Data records

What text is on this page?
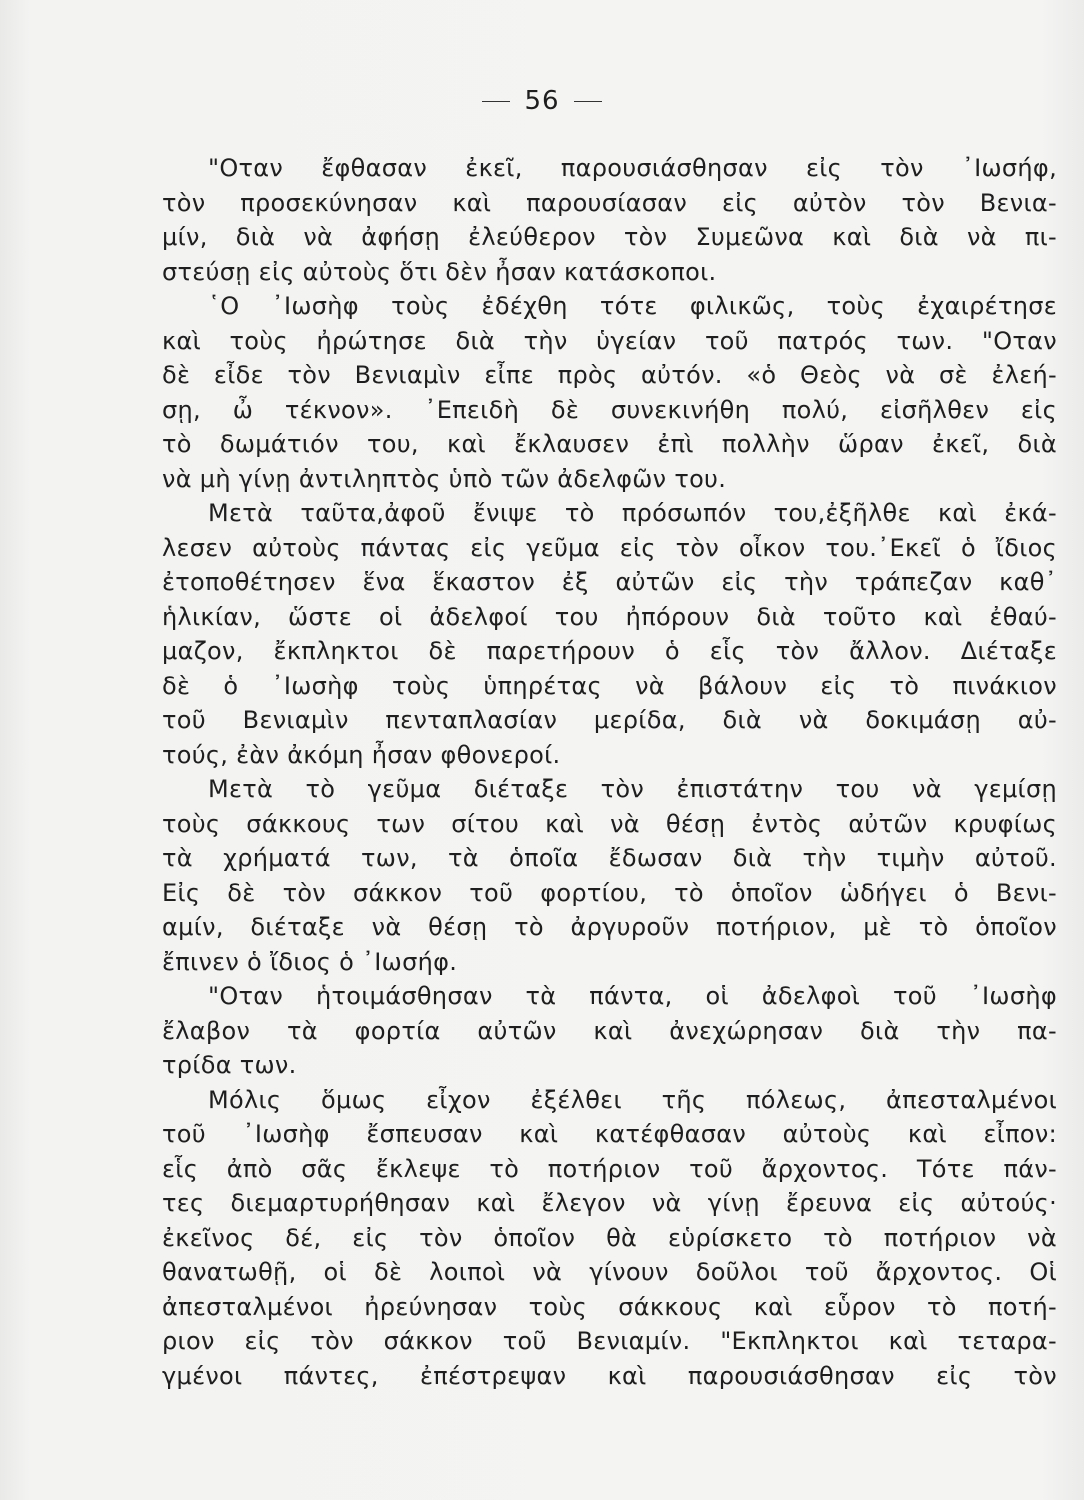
56
"Οταν ἔφθασαν ἐκεῖ, παρουσιάσθησαν εἰς τὸν ᾿Ιωσήφ,
τὸν προσεκύνησαν καὶ παρουσίασαν εἰς αὐτὸν τὸν Βενια-
μίν, διὰ νὰ ἀφήσῃ ἐλεύθερον τὸν Συμεῶνα καὶ διὰ νὰ πι-
στεύσῃ εἰς αὐτοὺς ὅτι δὲν ἦσαν κατάσκοποι.
῾Ο ᾿Ιωσὴφ τοὺς ἐδέχθη τότε φιλικῶς, τοὺς ἐχαιρέτησε
καὶ τοὺς ἠρώτησε διὰ τὴν ὑγείαν τοῦ πατρός των. "Οταν
δὲ εἶδε τὸν Βενιαμὶν εἶπε πρὸς αὐτόν. «ὁ Θεὸς νὰ σὲ ἐλεή-
σῃ, ὦ τέκνον». ᾿Επειδὴ δὲ συνεκινήθη πολύ, εἰσῆλθεν εἰς
τὸ δωμάτιόν του, καὶ ἔκλαυσεν ἐπὶ πολλὴν ὥραν ἐκεῖ, διὰ
νὰ μὴ γίνῃ ἀντιληπτὸς ὑπὸ τῶν ἀδελφῶν του.
Μετὰ ταῦτα,ἀφοῦ ἔνιψε τὸ πρόσωπόν του,ἐξῆλθε καὶ ἐκά-
λεσεν αὐτοὺς πάντας εἰς γεῦμα εἰς τὸν οἶκον του.᾿Εκεῖ ὁ ἴδιος
ἐτοποθέτησεν ἕνα ἕκαστον ἐξ αὐτῶν εἰς τὴν τράπεζαν καθ᾿
ἡλικίαν, ὥστε οἱ ἀδελφοί του ἠπόρουν διὰ τοῦτο καὶ ἐθαύ-
μαζον, ἔκπληκτοι δὲ παρετήρουν ὁ εἷς τὸν ἄλλον. Διέταξε
δὲ ὁ ᾿Ιωσὴφ τοὺς ὑπηρέτας νὰ βάλουν εἰς τὸ πινάκιον
τοῦ Βενιαμὶν πενταπλασίαν μερίδα, διὰ νὰ δοκιμάσῃ αὐ-
τούς, ἐὰν ἀκόμη ἦσαν φθονεροί.
Μετὰ τὸ γεῦμα διέταξε τὸν ἐπιστάτην του νὰ γεμίσῃ
τοὺς σάκκους των σίτου καὶ νὰ θέσῃ ἐντὸς αὐτῶν κρυφίως
τὰ χρήματά των, τὰ ὁποῖα ἔδωσαν διὰ τὴν τιμὴν αὐτοῦ.
Εἰς δὲ τὸν σάκκον τοῦ φορτίου, τὸ ὁποῖον ὡδήγει ὁ Βενι-
αμίν, διέταξε νὰ θέσῃ τὸ ἀργυροῦν ποτήριον, μὲ τὸ ὁποῖον
ἔπινεν ὁ ἴδιος ὁ ᾿Ιωσήφ.
"Οταν ἡτοιμάσθησαν τὰ πάντα, οἱ ἀδελφοὶ τοῦ ᾿Ιωσὴφ
ἔλαβον τὰ φορτία αὐτῶν καὶ ἀνεχώρησαν διὰ τὴν πα-
τρίδα των.
Μόλις ὅμως εἶχον ἐξέλθει τῆς πόλεως, ἀπεσταλμένοι
τοῦ ᾿Ιωσὴφ ἔσπευσαν καὶ κατέφθασαν αὐτοὺς καὶ εἶπον:
εἷς ἀπὸ σᾶς ἔκλεψε τὸ ποτήριον τοῦ ἄρχοντος. Τότε πάν-
τες διεμαρτυρήθησαν καὶ ἔλεγον νὰ γίνῃ ἔρευνα εἰς αὐτούς·
ἐκεῖνος δέ, εἰς τὸν ὁποῖον θὰ εὑρίσκετο τὸ ποτήριον νὰ
θανατωθῇ, οἱ δὲ λοιποὶ νὰ γίνουν δοῦλοι τοῦ ἄρχοντος. Οἱ
ἀπεσταλμένοι ἠρεύνησαν τοὺς σάκκους καὶ εὗρον τὸ ποτή-
ριον εἰς τὸν σάκκον τοῦ Βενιαμίν. "Εκπληκτοι καὶ τεταρα-
γμένοι πάντες, ἐπέστρεψαν καὶ παρουσιάσθησαν εἰς τὸν
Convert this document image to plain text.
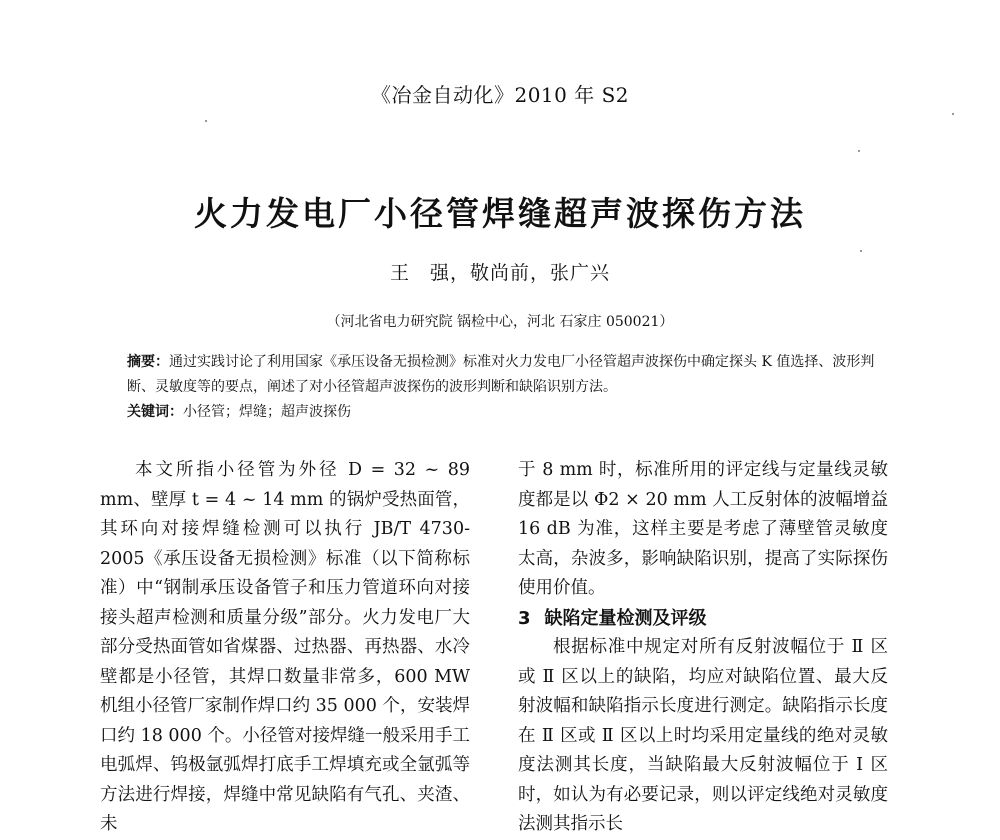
《冶金自动化》2010 年 S2
火力发电厂小径管焊缝超声波探伤方法
王　强，敬尚前，张广兴
（河北省电力研究院 锅检中心，河北 石家庄 050021）
摘要：通过实践讨论了利用国家《承压设备无损检测》标准对火力发电厂小径管超声波探伤中确定探头 K 值选择、波形判断、灵敏度等的要点，阐述了对小径管超声波探伤的波形判断和缺陷识别方法。
关键词：小径管；焊缝；超声波探伤

本文所指小径管为外径 D = 32 ~ 89 mm、壁厚 t = 4 ~ 14 mm 的锅炉受热面管，其环向对接焊缝检测可以执行 JB/T 4730-2005《承压设备无损检测》标准（以下简称标准）中“钢制承压设备管子和压力管道环向对接接头超声检测和质量分级”部分。火力发电厂大部分受热面管如省煤器、过热器、再热器、水冷壁都是小径管，其焊口数量非常多，600 MW 机组小径管厂家制作焊口约 35 000 个，安装焊口约 18 000 个。小径管对接焊缝一般采用手工电弧焊、钨极氩弧焊打底手工焊填充或全氩弧等方法进行焊接，焊缝中常见缺陷有气孔、夹渣、未

于 8 mm 时，标准所用的评定线与定量线灵敏度都是以 Φ2 × 20 mm 人工反射体的波幅增益 16 dB 为准，这样主要是考虑了薄壁管灵敏度太高，杂波多，影响缺陷识别，提高了实际探伤使用价值。

3 缺陷定量检测及评级

根据标准中规定对所有反射波幅位于 Ⅱ 区或 Ⅱ 区以上的缺陷，均应对缺陷位置、最大反射波幅和缺陷指示长度进行测定。缺陷指示长度在 Ⅱ 区或 Ⅱ 区以上时均采用定量线的绝对灵敏度法测其长度，当缺陷最大反射波幅位于 Ⅰ 区时，如认为有必要记录，则以评定线绝对灵敏度法测其指示长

▶ **WHAT YOU NEED TO DO**:
Identify each line of the material where the word "ποτήριον" shows up, and copy it.

▶ **WORKED SOLUTION**:
αμίν, διέταξε νὰ θέσῃ τὸ ἀργυροῦν ποτήριον, μὲ τὸ ὁποῖον
εἷς ἀπὸ σᾶς ἔκλεψε τὸ ποτήριον τοῦ ἄρχοντος. Τότε πάν-
ἐκεῖνος δέ, εἰς τὸν ὁποῖον θὰ εὑρίσκετο τὸ ποτήριον νὰ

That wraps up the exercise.